▶ **SUPPLIED ENTRIES**

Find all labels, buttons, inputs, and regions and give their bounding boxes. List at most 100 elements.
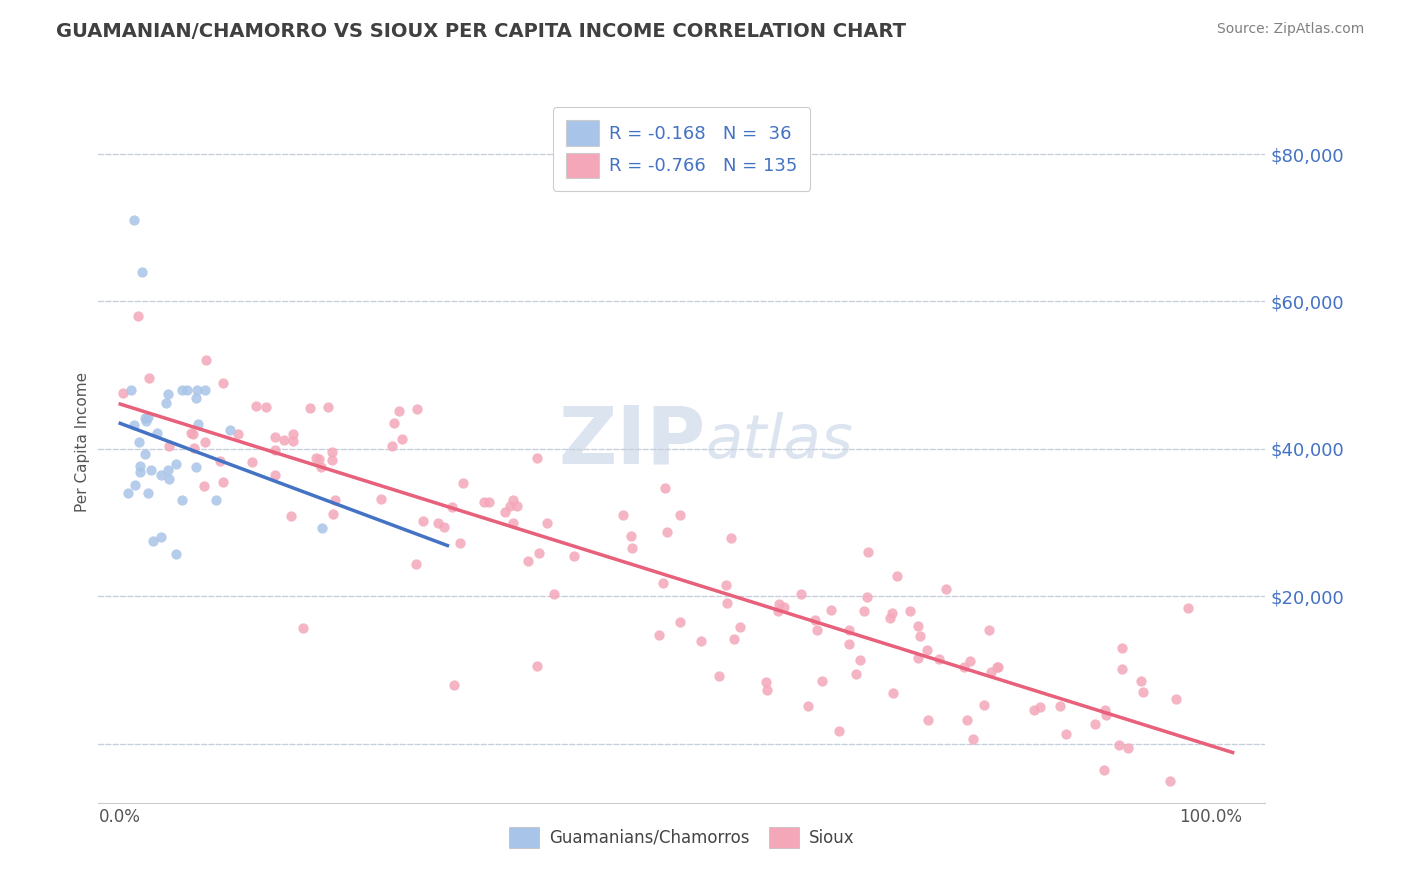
Point bbox=[136, 485, 159, 500]
Point bbox=[281, 426, 304, 441]
Point bbox=[472, 494, 495, 508]
Point bbox=[1159, 773, 1181, 788]
Point bbox=[273, 433, 295, 447]
Point bbox=[245, 399, 267, 413]
Point bbox=[449, 536, 471, 550]
Point bbox=[155, 395, 177, 409]
Point bbox=[124, 213, 146, 227]
Point bbox=[381, 439, 404, 453]
Point bbox=[1029, 699, 1052, 714]
Point bbox=[655, 524, 678, 539]
Point bbox=[654, 482, 676, 496]
Point bbox=[451, 475, 474, 490]
Point bbox=[768, 597, 790, 611]
Point bbox=[648, 628, 671, 642]
Point bbox=[811, 674, 834, 689]
Point bbox=[845, 667, 868, 681]
Point bbox=[806, 623, 828, 637]
Point bbox=[908, 629, 931, 643]
Point bbox=[707, 669, 730, 683]
Point bbox=[157, 463, 180, 477]
Point bbox=[138, 371, 160, 385]
Point bbox=[219, 423, 242, 437]
Point bbox=[205, 493, 228, 508]
Point bbox=[730, 620, 752, 634]
Point bbox=[536, 516, 558, 531]
Point bbox=[526, 451, 548, 466]
Point bbox=[412, 515, 434, 529]
Point bbox=[543, 587, 565, 601]
Point bbox=[962, 731, 984, 746]
Point bbox=[440, 500, 463, 514]
Point bbox=[502, 516, 524, 530]
Point bbox=[1092, 763, 1115, 777]
Point bbox=[187, 417, 209, 431]
Point bbox=[139, 463, 162, 477]
Point bbox=[1177, 600, 1199, 615]
Point bbox=[499, 499, 522, 513]
Text: atlas: atlas bbox=[706, 412, 853, 471]
Point bbox=[281, 434, 304, 449]
Point bbox=[117, 485, 139, 500]
Point bbox=[882, 686, 904, 700]
Point bbox=[120, 383, 142, 397]
Point bbox=[669, 508, 692, 522]
Point bbox=[186, 392, 208, 406]
Point bbox=[907, 619, 929, 633]
Point bbox=[129, 459, 152, 474]
Point bbox=[370, 491, 392, 506]
Point bbox=[838, 637, 860, 651]
Point bbox=[690, 634, 713, 648]
Point bbox=[322, 507, 344, 521]
Point bbox=[150, 529, 173, 543]
Point bbox=[112, 385, 135, 400]
Point bbox=[264, 467, 287, 482]
Point bbox=[157, 472, 180, 486]
Point bbox=[128, 435, 150, 450]
Point bbox=[820, 603, 842, 617]
Point bbox=[280, 508, 302, 523]
Point bbox=[180, 425, 202, 440]
Point bbox=[882, 606, 904, 620]
Point bbox=[131, 265, 153, 279]
Point bbox=[134, 411, 156, 425]
Point bbox=[620, 541, 643, 555]
Point bbox=[194, 435, 217, 450]
Point bbox=[986, 660, 1008, 674]
Point bbox=[720, 531, 742, 545]
Point bbox=[973, 698, 995, 712]
Point bbox=[146, 426, 169, 441]
Point bbox=[987, 660, 1010, 674]
Point bbox=[1111, 662, 1133, 676]
Point bbox=[935, 582, 957, 596]
Point bbox=[426, 516, 449, 530]
Point bbox=[311, 521, 333, 535]
Point bbox=[1132, 685, 1154, 699]
Point bbox=[1166, 692, 1188, 706]
Point bbox=[1095, 707, 1118, 722]
Point bbox=[1056, 727, 1078, 741]
Point bbox=[127, 309, 149, 323]
Point bbox=[443, 677, 465, 691]
Point bbox=[898, 604, 921, 618]
Point bbox=[181, 427, 204, 442]
Point bbox=[716, 596, 738, 610]
Point bbox=[766, 604, 789, 618]
Point bbox=[915, 643, 938, 657]
Point bbox=[305, 450, 328, 465]
Point bbox=[264, 443, 287, 458]
Point bbox=[478, 495, 501, 509]
Point bbox=[391, 432, 413, 446]
Point bbox=[517, 554, 540, 568]
Point bbox=[716, 578, 738, 592]
Point bbox=[165, 457, 187, 471]
Point bbox=[316, 400, 339, 414]
Point bbox=[309, 460, 332, 475]
Point bbox=[291, 621, 314, 635]
Point bbox=[612, 508, 634, 522]
Point bbox=[772, 599, 794, 614]
Point bbox=[879, 611, 901, 625]
Point bbox=[1116, 741, 1139, 756]
Point bbox=[755, 683, 778, 698]
Point bbox=[194, 353, 217, 368]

▶ **SET TASK**
Rewrite the lines from the one containing "Point bbox=[136, 485, 159, 500]" up to and including the one containing "Point bbox=[536, 516, 558, 531]", replacing "Point" with "Marker" and leaving everything else unchanged.

▶ **RESPONSE**
Marker bbox=[136, 485, 159, 500]
Marker bbox=[281, 426, 304, 441]
Marker bbox=[472, 494, 495, 508]
Marker bbox=[1159, 773, 1181, 788]
Marker bbox=[273, 433, 295, 447]
Marker bbox=[245, 399, 267, 413]
Marker bbox=[449, 536, 471, 550]
Marker bbox=[155, 395, 177, 409]
Marker bbox=[124, 213, 146, 227]
Marker bbox=[381, 439, 404, 453]
Marker bbox=[1029, 699, 1052, 714]
Marker bbox=[655, 524, 678, 539]
Marker bbox=[654, 482, 676, 496]
Marker bbox=[451, 475, 474, 490]
Marker bbox=[768, 597, 790, 611]
Marker bbox=[648, 628, 671, 642]
Marker bbox=[811, 674, 834, 689]
Marker bbox=[845, 667, 868, 681]
Marker bbox=[806, 623, 828, 637]
Marker bbox=[908, 629, 931, 643]
Marker bbox=[707, 669, 730, 683]
Marker bbox=[157, 463, 180, 477]
Marker bbox=[138, 371, 160, 385]
Marker bbox=[219, 423, 242, 437]
Marker bbox=[205, 493, 228, 508]
Marker bbox=[730, 620, 752, 634]
Marker bbox=[536, 516, 558, 531]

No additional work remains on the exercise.